§ **Records about charts and figures**:
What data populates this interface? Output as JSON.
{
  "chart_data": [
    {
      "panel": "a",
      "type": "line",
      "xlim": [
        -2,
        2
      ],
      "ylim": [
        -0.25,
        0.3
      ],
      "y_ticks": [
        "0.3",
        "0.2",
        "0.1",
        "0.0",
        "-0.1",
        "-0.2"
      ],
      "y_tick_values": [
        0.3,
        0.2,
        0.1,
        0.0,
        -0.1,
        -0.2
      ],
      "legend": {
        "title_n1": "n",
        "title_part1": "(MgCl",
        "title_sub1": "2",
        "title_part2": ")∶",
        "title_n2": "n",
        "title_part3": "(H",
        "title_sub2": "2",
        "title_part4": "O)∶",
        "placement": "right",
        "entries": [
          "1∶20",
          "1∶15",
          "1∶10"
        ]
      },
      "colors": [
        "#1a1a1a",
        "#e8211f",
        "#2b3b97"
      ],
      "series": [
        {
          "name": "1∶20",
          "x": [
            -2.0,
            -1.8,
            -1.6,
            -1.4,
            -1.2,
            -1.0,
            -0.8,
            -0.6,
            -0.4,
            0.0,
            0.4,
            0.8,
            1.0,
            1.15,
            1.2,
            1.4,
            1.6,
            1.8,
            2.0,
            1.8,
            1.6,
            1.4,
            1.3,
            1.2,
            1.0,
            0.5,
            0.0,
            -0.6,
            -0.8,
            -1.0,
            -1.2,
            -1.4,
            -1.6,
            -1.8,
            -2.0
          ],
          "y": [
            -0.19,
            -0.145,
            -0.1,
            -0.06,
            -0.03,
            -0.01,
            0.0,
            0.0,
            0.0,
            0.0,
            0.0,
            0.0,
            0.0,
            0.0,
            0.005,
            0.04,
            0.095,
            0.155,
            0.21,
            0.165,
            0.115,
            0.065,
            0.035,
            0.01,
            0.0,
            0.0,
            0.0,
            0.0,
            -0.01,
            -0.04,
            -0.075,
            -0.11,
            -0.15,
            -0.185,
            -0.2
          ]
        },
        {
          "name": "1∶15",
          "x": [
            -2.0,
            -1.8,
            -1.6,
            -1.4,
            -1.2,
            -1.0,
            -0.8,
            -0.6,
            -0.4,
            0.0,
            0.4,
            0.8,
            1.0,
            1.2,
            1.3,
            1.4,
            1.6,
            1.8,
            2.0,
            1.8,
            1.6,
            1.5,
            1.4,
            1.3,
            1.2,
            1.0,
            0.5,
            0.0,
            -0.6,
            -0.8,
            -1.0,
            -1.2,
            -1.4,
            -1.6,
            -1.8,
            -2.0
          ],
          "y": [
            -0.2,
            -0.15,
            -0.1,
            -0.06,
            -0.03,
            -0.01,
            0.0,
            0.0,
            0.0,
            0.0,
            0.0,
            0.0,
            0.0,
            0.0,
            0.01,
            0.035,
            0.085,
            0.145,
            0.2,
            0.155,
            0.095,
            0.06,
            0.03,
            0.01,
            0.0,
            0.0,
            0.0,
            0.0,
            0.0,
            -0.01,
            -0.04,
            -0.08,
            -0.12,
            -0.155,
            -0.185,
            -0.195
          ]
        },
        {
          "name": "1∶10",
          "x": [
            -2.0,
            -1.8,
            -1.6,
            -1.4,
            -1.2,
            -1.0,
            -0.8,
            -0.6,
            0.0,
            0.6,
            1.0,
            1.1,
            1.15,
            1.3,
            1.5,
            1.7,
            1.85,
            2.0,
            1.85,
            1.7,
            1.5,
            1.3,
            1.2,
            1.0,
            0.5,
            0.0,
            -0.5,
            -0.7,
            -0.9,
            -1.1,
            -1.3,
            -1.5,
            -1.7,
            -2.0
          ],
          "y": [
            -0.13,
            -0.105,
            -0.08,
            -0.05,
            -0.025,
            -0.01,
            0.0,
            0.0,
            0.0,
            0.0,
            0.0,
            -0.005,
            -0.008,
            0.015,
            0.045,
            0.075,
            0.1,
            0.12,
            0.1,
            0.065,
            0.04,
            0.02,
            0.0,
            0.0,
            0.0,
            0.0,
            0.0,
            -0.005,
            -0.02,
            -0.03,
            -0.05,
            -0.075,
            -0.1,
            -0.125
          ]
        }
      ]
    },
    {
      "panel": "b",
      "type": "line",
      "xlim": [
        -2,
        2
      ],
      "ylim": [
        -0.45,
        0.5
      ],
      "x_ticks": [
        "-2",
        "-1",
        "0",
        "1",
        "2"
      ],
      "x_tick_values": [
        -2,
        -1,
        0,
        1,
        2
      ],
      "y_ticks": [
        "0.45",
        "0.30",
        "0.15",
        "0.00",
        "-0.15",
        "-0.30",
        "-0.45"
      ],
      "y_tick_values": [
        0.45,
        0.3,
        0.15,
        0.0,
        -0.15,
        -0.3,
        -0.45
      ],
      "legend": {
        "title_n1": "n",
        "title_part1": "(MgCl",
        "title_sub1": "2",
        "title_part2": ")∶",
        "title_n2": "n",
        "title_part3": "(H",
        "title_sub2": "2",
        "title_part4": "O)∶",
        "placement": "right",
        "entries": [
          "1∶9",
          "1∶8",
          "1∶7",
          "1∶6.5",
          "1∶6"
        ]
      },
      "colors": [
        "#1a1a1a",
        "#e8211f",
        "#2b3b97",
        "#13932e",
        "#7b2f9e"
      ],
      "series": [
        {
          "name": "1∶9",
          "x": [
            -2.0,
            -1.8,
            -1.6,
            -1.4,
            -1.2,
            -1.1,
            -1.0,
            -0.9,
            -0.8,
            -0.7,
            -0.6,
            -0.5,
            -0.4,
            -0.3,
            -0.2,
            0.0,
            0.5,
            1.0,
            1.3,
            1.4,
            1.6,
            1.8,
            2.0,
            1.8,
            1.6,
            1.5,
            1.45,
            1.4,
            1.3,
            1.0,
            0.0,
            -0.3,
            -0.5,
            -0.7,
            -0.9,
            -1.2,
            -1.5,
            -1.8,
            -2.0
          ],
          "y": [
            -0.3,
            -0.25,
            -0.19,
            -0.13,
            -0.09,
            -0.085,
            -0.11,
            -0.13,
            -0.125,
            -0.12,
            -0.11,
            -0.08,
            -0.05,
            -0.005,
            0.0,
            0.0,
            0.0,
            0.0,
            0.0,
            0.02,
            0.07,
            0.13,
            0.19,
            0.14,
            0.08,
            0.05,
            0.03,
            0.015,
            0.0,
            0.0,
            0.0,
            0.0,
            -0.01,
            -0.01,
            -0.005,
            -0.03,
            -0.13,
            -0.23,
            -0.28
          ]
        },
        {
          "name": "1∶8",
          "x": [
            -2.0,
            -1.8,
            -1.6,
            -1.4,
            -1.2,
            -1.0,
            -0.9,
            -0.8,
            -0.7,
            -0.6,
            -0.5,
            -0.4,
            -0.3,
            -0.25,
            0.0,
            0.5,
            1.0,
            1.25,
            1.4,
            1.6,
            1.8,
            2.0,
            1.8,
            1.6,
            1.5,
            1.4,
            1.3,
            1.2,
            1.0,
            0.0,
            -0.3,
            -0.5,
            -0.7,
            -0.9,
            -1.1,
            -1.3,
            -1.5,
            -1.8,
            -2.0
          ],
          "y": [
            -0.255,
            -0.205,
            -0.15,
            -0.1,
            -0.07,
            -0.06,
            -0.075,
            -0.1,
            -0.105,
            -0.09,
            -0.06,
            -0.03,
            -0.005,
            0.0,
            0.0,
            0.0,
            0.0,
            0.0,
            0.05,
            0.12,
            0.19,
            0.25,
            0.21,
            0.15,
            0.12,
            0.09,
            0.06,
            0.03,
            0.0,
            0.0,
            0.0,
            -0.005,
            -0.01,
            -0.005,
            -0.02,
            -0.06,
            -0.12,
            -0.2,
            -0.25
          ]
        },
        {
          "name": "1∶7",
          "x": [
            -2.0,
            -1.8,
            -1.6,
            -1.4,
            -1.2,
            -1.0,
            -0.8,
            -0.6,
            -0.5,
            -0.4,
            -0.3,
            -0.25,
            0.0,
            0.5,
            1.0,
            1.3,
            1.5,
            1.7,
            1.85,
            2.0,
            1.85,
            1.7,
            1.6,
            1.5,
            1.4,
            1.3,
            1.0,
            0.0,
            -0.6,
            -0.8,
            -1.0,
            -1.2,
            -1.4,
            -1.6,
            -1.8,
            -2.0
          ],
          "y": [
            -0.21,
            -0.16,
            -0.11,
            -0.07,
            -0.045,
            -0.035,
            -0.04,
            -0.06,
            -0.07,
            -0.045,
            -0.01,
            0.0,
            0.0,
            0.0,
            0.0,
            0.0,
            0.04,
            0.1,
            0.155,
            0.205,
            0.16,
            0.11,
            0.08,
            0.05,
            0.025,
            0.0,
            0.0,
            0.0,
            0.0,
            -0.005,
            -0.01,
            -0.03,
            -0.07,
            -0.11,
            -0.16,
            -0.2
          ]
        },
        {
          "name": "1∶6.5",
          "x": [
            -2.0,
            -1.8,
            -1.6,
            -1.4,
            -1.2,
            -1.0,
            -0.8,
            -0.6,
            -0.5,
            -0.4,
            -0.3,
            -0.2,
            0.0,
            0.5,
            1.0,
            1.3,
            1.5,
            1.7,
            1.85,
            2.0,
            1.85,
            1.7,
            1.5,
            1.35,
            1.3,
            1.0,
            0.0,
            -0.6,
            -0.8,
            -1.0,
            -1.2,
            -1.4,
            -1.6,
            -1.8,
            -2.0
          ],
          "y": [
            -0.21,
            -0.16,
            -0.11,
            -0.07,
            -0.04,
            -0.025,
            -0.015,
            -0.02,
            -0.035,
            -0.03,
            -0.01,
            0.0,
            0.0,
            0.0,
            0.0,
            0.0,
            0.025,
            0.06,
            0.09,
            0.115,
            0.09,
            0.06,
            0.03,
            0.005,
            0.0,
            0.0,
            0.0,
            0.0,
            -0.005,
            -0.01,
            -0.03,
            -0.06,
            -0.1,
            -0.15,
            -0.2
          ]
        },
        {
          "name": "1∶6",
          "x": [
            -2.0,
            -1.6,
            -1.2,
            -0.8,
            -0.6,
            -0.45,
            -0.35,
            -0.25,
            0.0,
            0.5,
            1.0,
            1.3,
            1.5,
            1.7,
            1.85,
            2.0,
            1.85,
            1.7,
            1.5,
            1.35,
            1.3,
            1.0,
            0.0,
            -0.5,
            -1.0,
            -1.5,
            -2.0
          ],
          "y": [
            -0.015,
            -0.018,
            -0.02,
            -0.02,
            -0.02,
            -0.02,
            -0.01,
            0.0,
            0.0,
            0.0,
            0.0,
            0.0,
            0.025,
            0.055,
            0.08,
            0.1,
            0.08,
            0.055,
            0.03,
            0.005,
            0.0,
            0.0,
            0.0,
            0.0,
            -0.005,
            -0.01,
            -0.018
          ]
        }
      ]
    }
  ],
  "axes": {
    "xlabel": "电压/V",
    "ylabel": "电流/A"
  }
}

---

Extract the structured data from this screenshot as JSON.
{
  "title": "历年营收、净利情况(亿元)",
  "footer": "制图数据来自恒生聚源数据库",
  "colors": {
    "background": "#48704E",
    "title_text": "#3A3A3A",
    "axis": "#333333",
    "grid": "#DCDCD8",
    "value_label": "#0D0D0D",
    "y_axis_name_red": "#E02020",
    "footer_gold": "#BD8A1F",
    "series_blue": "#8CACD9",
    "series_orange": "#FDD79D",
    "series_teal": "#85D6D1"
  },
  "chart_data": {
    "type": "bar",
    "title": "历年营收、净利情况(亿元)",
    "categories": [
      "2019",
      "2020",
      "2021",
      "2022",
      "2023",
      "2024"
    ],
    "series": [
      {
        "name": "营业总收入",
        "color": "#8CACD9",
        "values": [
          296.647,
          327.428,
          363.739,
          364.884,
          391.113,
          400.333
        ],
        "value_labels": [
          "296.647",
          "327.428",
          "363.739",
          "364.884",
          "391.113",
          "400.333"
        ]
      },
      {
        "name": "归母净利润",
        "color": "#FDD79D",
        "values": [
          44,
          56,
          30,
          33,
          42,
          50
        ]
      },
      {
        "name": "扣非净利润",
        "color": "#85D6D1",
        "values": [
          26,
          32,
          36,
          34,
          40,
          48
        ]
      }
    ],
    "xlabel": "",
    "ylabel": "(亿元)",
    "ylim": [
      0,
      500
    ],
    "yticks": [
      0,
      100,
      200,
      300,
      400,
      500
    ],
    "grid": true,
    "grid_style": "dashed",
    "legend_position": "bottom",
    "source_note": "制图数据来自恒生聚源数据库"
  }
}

§ **THE PROBLEM**: Extract every line that has the string "历年营收" in it.

§ **TASK RESPONSE**:
  "title": "历年营收、净利情况(亿元)",
    "title": "历年营收、净利情况(亿元)",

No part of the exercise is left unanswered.